OBJECTIVE — Copy all of the material exactly. Pictures are not to appear in the copy.

Start EXTRACTED MATERIAL

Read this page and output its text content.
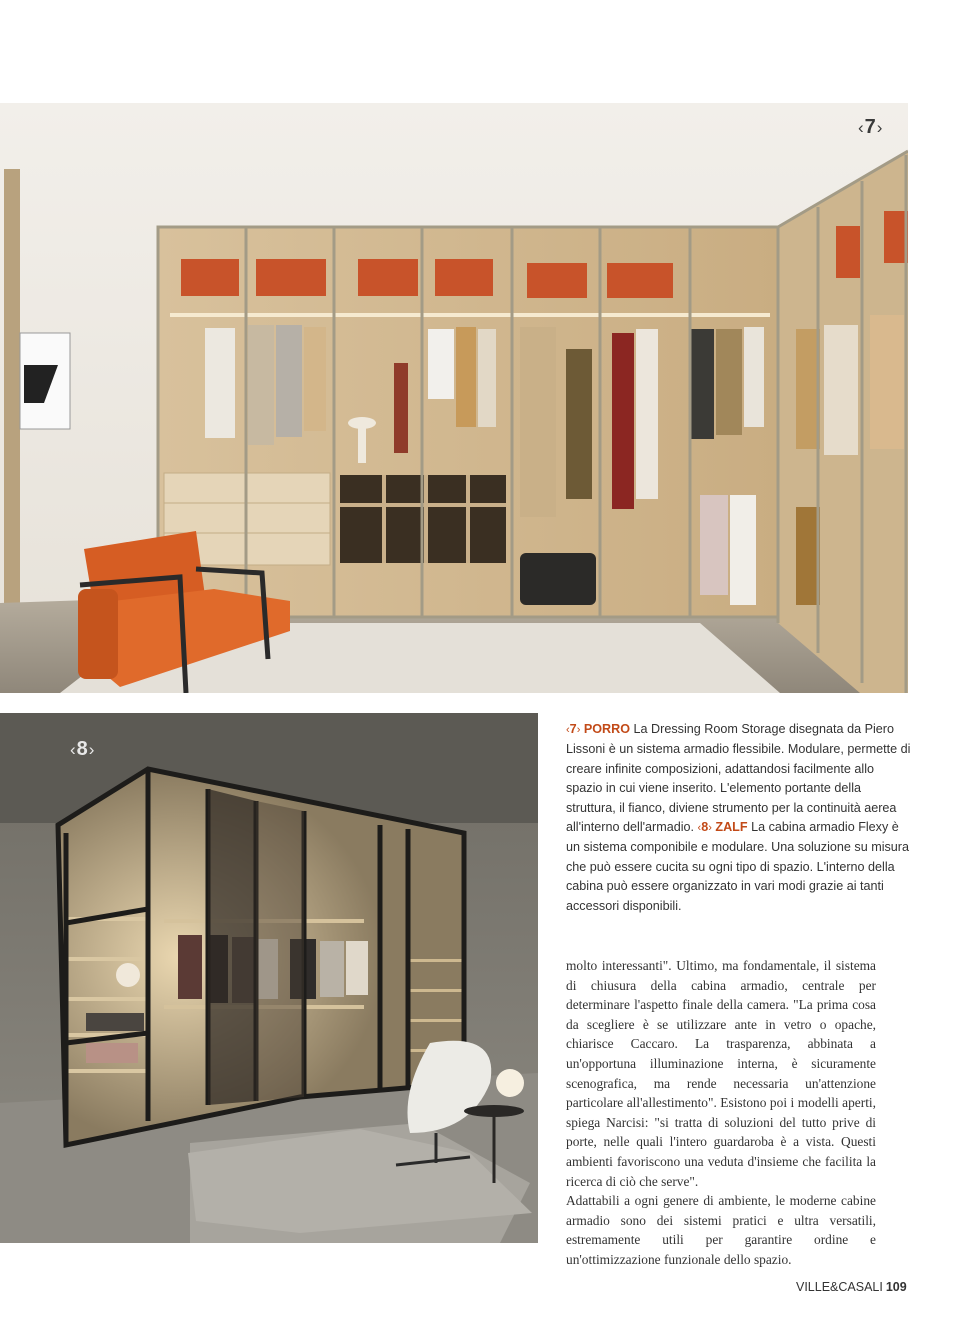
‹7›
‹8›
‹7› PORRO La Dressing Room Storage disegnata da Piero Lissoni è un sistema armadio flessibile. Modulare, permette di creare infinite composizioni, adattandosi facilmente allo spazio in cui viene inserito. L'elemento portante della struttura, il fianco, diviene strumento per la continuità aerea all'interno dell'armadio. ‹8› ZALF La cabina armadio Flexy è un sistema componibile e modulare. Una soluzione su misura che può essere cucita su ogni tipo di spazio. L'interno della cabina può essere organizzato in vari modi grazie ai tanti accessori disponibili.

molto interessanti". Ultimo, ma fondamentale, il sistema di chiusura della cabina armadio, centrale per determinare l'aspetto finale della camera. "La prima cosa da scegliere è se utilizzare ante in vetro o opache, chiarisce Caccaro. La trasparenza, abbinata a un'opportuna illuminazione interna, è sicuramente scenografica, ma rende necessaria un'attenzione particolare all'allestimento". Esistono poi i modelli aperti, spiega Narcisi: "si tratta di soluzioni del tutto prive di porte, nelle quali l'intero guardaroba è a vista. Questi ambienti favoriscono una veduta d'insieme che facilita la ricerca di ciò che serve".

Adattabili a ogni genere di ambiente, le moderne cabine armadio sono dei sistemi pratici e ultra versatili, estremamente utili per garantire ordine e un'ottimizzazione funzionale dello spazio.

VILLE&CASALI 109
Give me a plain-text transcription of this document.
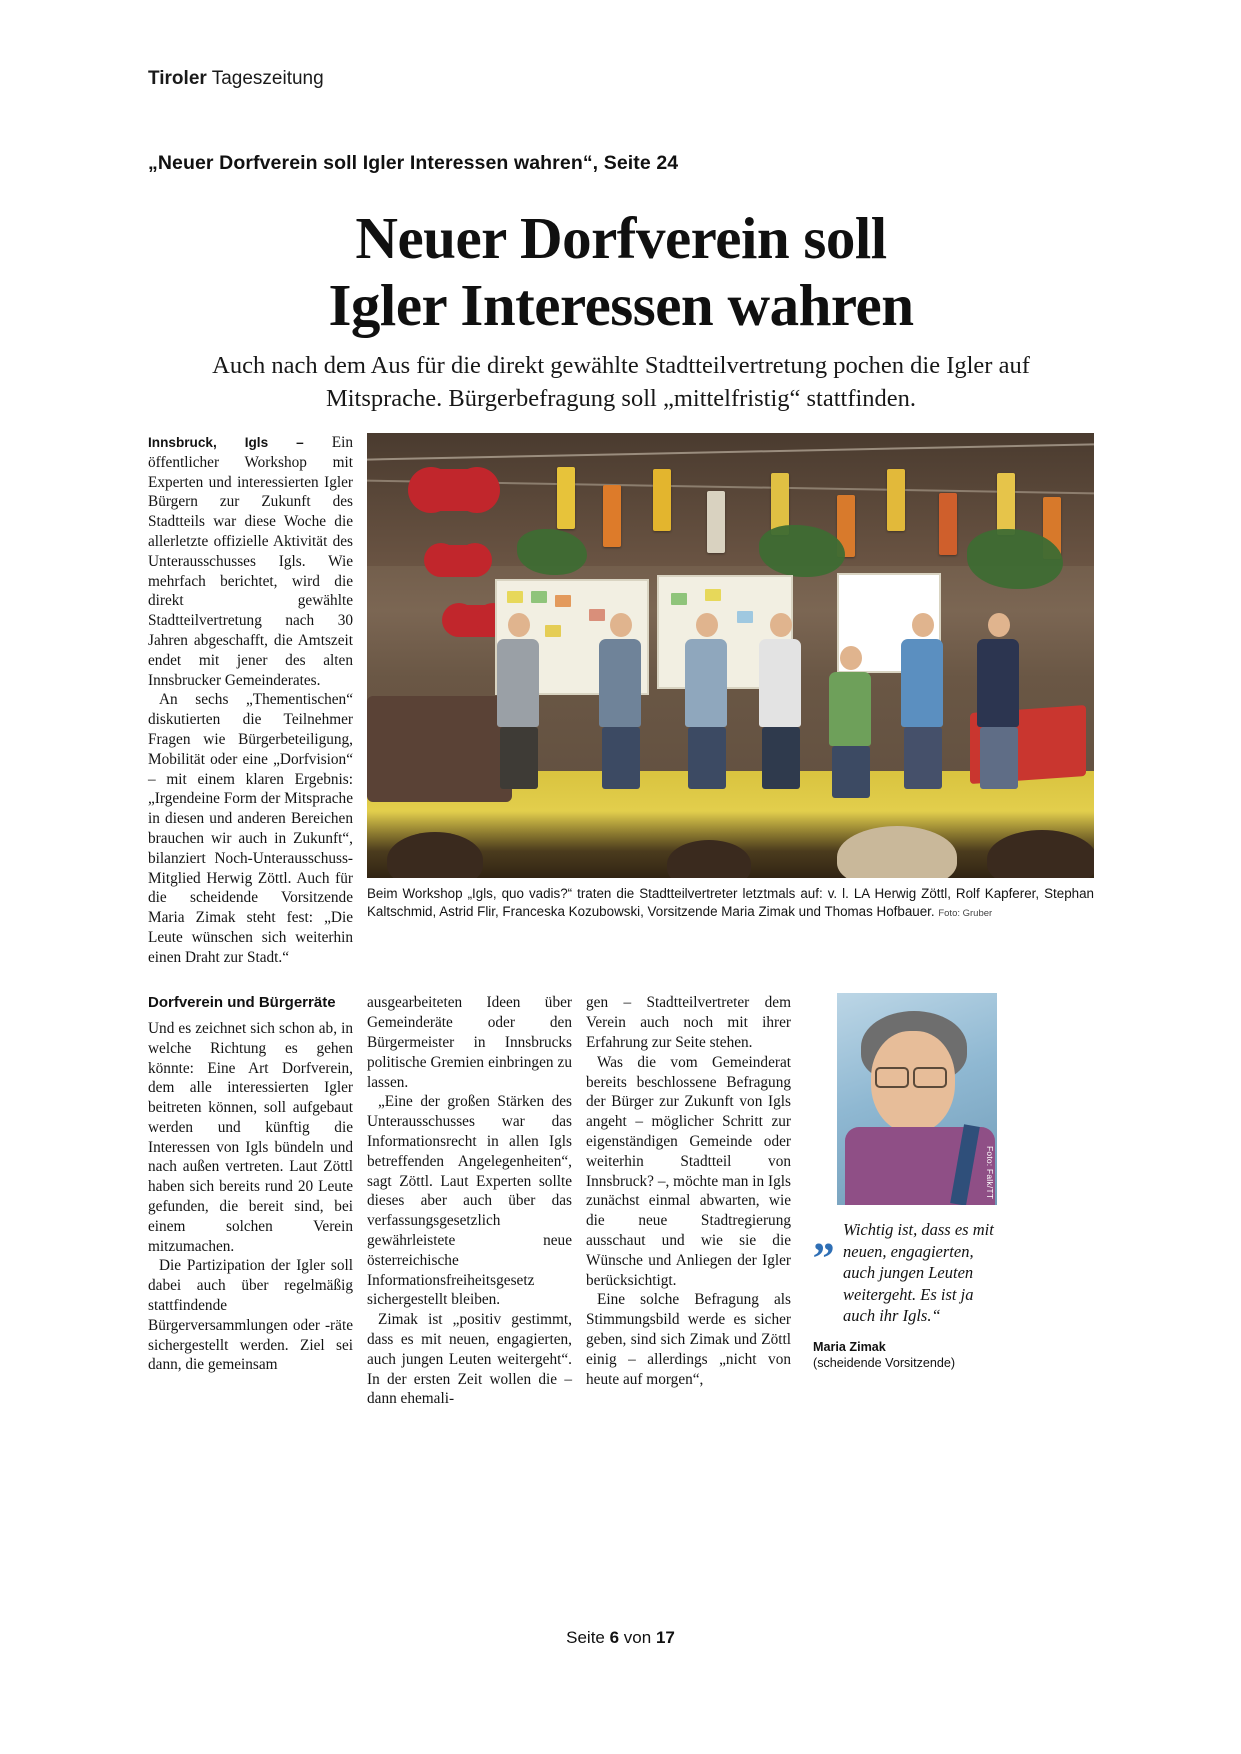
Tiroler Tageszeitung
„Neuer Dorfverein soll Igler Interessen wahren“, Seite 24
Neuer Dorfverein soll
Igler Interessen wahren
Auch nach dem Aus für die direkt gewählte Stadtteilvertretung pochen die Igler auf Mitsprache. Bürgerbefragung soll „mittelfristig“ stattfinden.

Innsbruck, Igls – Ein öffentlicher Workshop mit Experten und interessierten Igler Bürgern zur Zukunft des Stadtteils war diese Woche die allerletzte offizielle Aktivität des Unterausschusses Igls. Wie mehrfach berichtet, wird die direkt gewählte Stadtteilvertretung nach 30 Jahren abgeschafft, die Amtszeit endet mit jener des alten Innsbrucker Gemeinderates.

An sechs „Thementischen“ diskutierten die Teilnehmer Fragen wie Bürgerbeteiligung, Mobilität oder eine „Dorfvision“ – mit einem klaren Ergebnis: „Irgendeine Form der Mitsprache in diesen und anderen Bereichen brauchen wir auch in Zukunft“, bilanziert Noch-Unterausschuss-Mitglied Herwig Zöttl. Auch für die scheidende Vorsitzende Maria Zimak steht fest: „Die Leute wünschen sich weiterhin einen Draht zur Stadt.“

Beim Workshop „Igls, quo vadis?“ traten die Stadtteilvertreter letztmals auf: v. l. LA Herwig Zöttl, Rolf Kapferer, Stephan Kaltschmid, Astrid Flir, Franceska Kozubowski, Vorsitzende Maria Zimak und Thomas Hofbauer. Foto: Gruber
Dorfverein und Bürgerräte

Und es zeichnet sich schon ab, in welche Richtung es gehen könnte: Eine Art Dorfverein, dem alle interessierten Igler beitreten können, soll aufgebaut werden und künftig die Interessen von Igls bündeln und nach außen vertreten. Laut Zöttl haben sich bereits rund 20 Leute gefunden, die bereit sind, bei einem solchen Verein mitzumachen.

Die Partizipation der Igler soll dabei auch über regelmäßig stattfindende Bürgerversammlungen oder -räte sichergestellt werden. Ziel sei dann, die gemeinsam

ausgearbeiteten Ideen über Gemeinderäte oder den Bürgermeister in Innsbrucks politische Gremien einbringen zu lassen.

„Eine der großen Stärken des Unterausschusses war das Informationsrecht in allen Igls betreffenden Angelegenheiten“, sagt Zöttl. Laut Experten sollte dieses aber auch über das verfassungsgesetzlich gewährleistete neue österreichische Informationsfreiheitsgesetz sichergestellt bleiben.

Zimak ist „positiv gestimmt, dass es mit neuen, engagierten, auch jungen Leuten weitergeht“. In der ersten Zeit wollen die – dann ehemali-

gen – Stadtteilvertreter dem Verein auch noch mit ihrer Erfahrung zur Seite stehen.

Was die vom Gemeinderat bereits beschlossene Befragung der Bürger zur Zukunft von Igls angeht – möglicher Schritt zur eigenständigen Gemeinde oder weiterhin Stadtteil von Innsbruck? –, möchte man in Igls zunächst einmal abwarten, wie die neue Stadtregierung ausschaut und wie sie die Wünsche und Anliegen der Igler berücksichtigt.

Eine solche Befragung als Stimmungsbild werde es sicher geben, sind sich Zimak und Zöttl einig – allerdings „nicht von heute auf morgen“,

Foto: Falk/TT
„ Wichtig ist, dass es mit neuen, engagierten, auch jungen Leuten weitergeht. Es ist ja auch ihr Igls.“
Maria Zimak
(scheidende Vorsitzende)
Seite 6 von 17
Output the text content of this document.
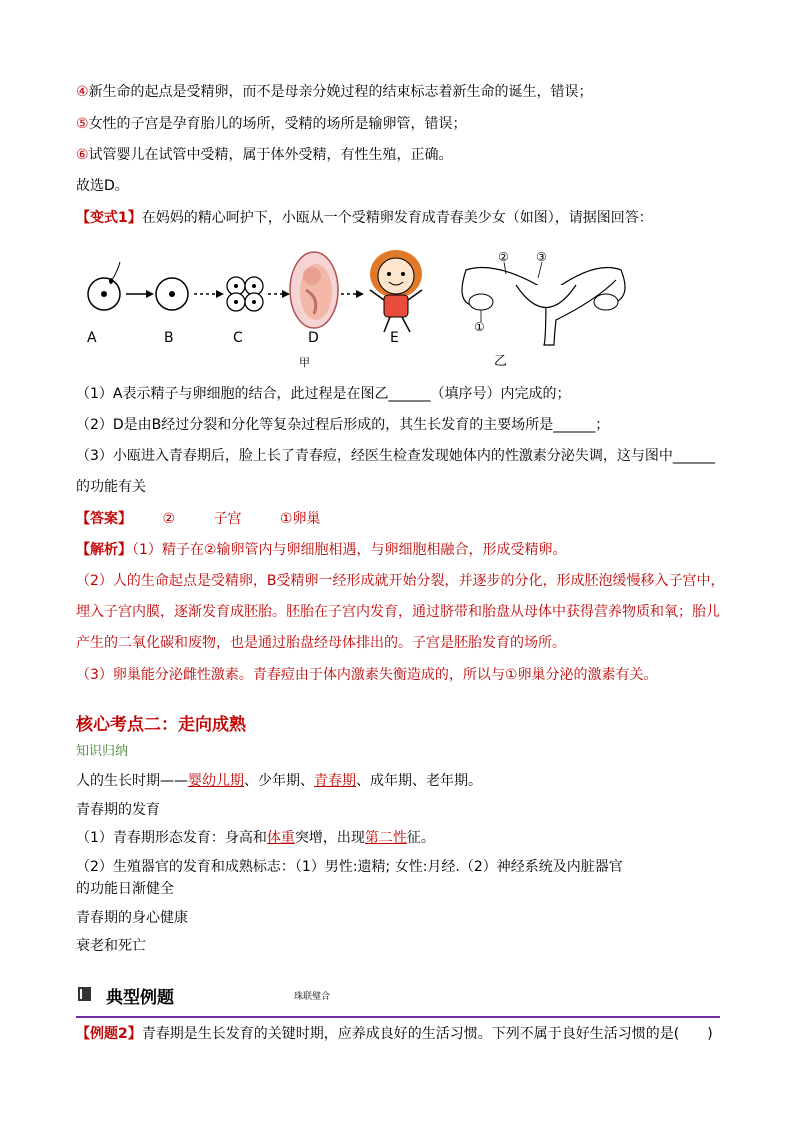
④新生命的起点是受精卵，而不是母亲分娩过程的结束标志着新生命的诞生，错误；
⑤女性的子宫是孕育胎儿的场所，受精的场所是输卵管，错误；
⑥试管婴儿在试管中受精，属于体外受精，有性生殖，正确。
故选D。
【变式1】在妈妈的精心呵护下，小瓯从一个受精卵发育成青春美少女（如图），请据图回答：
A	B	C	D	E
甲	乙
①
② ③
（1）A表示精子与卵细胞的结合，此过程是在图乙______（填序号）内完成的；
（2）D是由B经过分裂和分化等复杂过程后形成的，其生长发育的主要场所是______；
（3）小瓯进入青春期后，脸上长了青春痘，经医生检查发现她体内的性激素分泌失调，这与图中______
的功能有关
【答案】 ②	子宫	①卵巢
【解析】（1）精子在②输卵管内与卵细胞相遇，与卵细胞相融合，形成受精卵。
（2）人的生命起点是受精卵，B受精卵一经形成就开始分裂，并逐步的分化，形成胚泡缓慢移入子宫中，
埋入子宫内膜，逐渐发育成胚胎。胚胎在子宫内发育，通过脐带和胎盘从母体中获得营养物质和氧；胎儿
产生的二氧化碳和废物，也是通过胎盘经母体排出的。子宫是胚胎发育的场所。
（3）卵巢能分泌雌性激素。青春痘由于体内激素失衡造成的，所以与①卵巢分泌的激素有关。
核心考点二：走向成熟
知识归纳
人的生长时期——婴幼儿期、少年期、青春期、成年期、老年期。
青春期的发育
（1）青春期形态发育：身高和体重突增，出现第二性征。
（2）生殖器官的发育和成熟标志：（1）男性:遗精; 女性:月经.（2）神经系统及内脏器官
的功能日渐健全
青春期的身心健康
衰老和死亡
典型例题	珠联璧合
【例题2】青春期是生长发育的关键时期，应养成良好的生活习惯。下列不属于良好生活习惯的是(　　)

End EXTRACTED MATERIAL

RESPONSE TO THIS TASK —
Read this page and output its text content.
‹7›
‹8›
‹7› PORRO La Dressing Room Storage disegnata da Piero Lissoni è un sistema armadio flessibile. Modulare, permette di creare infinite composizioni, adattandosi facilmente allo spazio in cui viene inserito. L'elemento portante della struttura, il fianco, diviene strumento per la continuità aerea all'interno dell'armadio. ‹8› ZALF La cabina armadio Flexy è un sistema componibile e modulare. Una soluzione su misura che può essere cucita su ogni tipo di spazio. L'interno della cabina può essere organizzato in vari modi grazie ai tanti accessori disponibili.

molto interessanti". Ultimo, ma fondamentale, il sistema di chiusura della cabina armadio, centrale per determinare l'aspetto finale della camera. "La prima cosa da scegliere è se utilizzare ante in vetro o opache, chiarisce Caccaro. La trasparenza, abbinata a un'opportuna illuminazione interna, è sicuramente scenografica, ma rende necessaria un'attenzione particolare all'allestimento". Esistono poi i modelli aperti, spiega Narcisi: "si tratta di soluzioni del tutto prive di porte, nelle quali l'intero guardaroba è a vista. Questi ambienti favoriscono una veduta d'insieme che facilita la ricerca di ciò che serve".

Adattabili a ogni genere di ambiente, le moderne cabine armadio sono dei sistemi pratici e ultra versatili, estremamente utili per garantire ordine e un'ottimizzazione funzionale dello spazio.

VILLE&CASALI 109
Give me a plain-text transcription of this document.
Tiroler Tageszeitung
„Neuer Dorfverein soll Igler Interessen wahren“, Seite 24
Neuer Dorfverein soll
Igler Interessen wahren
Auch nach dem Aus für die direkt gewählte Stadtteilvertretung pochen die Igler auf Mitsprache. Bürgerbefragung soll „mittelfristig“ stattfinden.

Innsbruck, Igls – Ein öffentlicher Workshop mit Experten und interessierten Igler Bürgern zur Zukunft des Stadtteils war diese Woche die allerletzte offizielle Aktivität des Unterausschusses Igls. Wie mehrfach berichtet, wird die direkt gewählte Stadtteilvertretung nach 30 Jahren abgeschafft, die Amtszeit endet mit jener des alten Innsbrucker Gemeinderates.

An sechs „Thementischen“ diskutierten die Teilnehmer Fragen wie Bürgerbeteiligung, Mobilität oder eine „Dorfvision“ – mit einem klaren Ergebnis: „Irgendeine Form der Mitsprache in diesen und anderen Bereichen brauchen wir auch in Zukunft“, bilanziert Noch-Unterausschuss-Mitglied Herwig Zöttl. Auch für die scheidende Vorsitzende Maria Zimak steht fest: „Die Leute wünschen sich weiterhin einen Draht zur Stadt.“

Beim Workshop „Igls, quo vadis?“ traten die Stadtteilvertreter letztmals auf: v. l. LA Herwig Zöttl, Rolf Kapferer, Stephan Kaltschmid, Astrid Flir, Franceska Kozubowski, Vorsitzende Maria Zimak und Thomas Hofbauer. Foto: Gruber
Dorfverein und Bürgerräte

Und es zeichnet sich schon ab, in welche Richtung es gehen könnte: Eine Art Dorfverein, dem alle interessierten Igler beitreten können, soll aufgebaut werden und künftig die Interessen von Igls bündeln und nach außen vertreten. Laut Zöttl haben sich bereits rund 20 Leute gefunden, die bereit sind, bei einem solchen Verein mitzumachen.

Die Partizipation der Igler soll dabei auch über regelmäßig stattfindende Bürgerversammlungen oder -räte sichergestellt werden. Ziel sei dann, die gemeinsam

ausgearbeiteten Ideen über Gemeinderäte oder den Bürgermeister in Innsbrucks politische Gremien einbringen zu lassen.

„Eine der großen Stärken des Unterausschusses war das Informationsrecht in allen Igls betreffenden Angelegenheiten“, sagt Zöttl. Laut Experten sollte dieses aber auch über das verfassungsgesetzlich gewährleistete neue österreichische Informationsfreiheitsgesetz sichergestellt bleiben.

Zimak ist „positiv gestimmt, dass es mit neuen, engagierten, auch jungen Leuten weitergeht“. In der ersten Zeit wollen die – dann ehemali-

gen – Stadtteilvertreter dem Verein auch noch mit ihrer Erfahrung zur Seite stehen.

Was die vom Gemeinderat bereits beschlossene Befragung der Bürger zur Zukunft von Igls angeht – möglicher Schritt zur eigenständigen Gemeinde oder weiterhin Stadtteil von Innsbruck? –, möchte man in Igls zunächst einmal abwarten, wie die neue Stadtregierung ausschaut und wie sie die Wünsche und Anliegen der Igler berücksichtigt.

Eine solche Befragung als Stimmungsbild werde es sicher geben, sind sich Zimak und Zöttl einig – allerdings „nicht von heute auf morgen“,

Foto: Falk/TT
„ Wichtig ist, dass es mit neuen, engagierten, auch jungen Leuten weitergeht. Es ist ja auch ihr Igls.“
Maria Zimak
(scheidende Vorsitzende)
Seite 6 von 17
Output the text content of this document.
④新生命的起点是受精卵，而不是母亲分娩过程的结束标志着新生命的诞生，错误；
⑤女性的子宫是孕育胎儿的场所，受精的场所是输卵管，错误；
⑥试管婴儿在试管中受精，属于体外受精，有性生殖，正确。
故选D。
【变式1】在妈妈的精心呵护下，小瓯从一个受精卵发育成青春美少女（如图），请据图回答：
A	B	C	D	E
甲	乙
①
② ③
（1）A表示精子与卵细胞的结合，此过程是在图乙______（填序号）内完成的；
（2）D是由B经过分裂和分化等复杂过程后形成的，其生长发育的主要场所是______；
（3）小瓯进入青春期后，脸上长了青春痘，经医生检查发现她体内的性激素分泌失调，这与图中______
的功能有关
【答案】 ②	子宫	①卵巢
【解析】（1）精子在②输卵管内与卵细胞相遇，与卵细胞相融合，形成受精卵。
（2）人的生命起点是受精卵，B受精卵一经形成就开始分裂，并逐步的分化，形成胚泡缓慢移入子宫中，
埋入子宫内膜，逐渐发育成胚胎。胚胎在子宫内发育，通过脐带和胎盘从母体中获得营养物质和氧；胎儿
产生的二氧化碳和废物，也是通过胎盘经母体排出的。子宫是胚胎发育的场所。
（3）卵巢能分泌雌性激素。青春痘由于体内激素失衡造成的，所以与①卵巢分泌的激素有关。
核心考点二：走向成熟
知识归纳
人的生长时期——婴幼儿期、少年期、青春期、成年期、老年期。
青春期的发育
（1）青春期形态发育：身高和体重突增，出现第二性征。
（2）生殖器官的发育和成熟标志：（1）男性:遗精; 女性:月经.（2）神经系统及内脏器官
的功能日渐健全
青春期的身心健康
衰老和死亡
典型例题	珠联璧合
【例题2】青春期是生长发育的关键时期，应养成良好的生活习惯。下列不属于良好生活习惯的是(　　)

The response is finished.